Reproduce each line of the material exactly, minus any picture.

**INPUT ROWS:**
□ □ □ □ □

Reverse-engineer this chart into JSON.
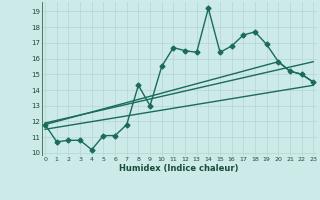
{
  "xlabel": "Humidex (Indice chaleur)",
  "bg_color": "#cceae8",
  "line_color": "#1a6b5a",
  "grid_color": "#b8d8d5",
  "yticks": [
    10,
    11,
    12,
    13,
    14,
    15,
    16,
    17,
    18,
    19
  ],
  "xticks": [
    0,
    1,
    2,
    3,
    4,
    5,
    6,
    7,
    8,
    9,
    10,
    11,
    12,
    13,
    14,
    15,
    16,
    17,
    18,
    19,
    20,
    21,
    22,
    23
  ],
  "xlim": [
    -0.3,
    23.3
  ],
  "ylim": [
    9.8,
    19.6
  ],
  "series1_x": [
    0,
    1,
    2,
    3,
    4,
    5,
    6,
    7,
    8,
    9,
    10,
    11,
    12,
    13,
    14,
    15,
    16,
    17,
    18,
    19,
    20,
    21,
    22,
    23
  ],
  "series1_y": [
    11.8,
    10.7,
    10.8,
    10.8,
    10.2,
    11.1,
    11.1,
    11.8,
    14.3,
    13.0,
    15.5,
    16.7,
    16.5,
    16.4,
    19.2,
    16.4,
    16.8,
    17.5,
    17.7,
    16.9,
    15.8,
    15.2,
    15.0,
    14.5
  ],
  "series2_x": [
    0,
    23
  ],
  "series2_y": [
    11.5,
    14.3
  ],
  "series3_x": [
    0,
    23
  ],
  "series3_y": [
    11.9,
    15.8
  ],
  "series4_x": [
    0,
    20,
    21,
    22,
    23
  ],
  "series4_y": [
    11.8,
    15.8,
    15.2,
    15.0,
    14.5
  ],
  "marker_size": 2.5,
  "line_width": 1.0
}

□ □ □ □ □

**FINISHED EXERCISE:**
Reverse-engineer this chart into JSON.
{
  "xlabel": "Humidex (Indice chaleur)",
  "bg_color": "#cceae8",
  "line_color": "#1a6b5a",
  "grid_color": "#b8d8d5",
  "yticks": [
    10,
    11,
    12,
    13,
    14,
    15,
    16,
    17,
    18,
    19
  ],
  "xticks": [
    0,
    1,
    2,
    3,
    4,
    5,
    6,
    7,
    8,
    9,
    10,
    11,
    12,
    13,
    14,
    15,
    16,
    17,
    18,
    19,
    20,
    21,
    22,
    23
  ],
  "xlim": [
    -0.3,
    23.3
  ],
  "ylim": [
    9.8,
    19.6
  ],
  "series1_x": [
    0,
    1,
    2,
    3,
    4,
    5,
    6,
    7,
    8,
    9,
    10,
    11,
    12,
    13,
    14,
    15,
    16,
    17,
    18,
    19,
    20,
    21,
    22,
    23
  ],
  "series1_y": [
    11.8,
    10.7,
    10.8,
    10.8,
    10.2,
    11.1,
    11.1,
    11.8,
    14.3,
    13.0,
    15.5,
    16.7,
    16.5,
    16.4,
    19.2,
    16.4,
    16.8,
    17.5,
    17.7,
    16.9,
    15.8,
    15.2,
    15.0,
    14.5
  ],
  "series2_x": [
    0,
    23
  ],
  "series2_y": [
    11.5,
    14.3
  ],
  "series3_x": [
    0,
    23
  ],
  "series3_y": [
    11.9,
    15.8
  ],
  "series4_x": [
    0,
    20,
    21,
    22,
    23
  ],
  "series4_y": [
    11.8,
    15.8,
    15.2,
    15.0,
    14.5
  ],
  "marker_size": 2.5,
  "line_width": 1.0
}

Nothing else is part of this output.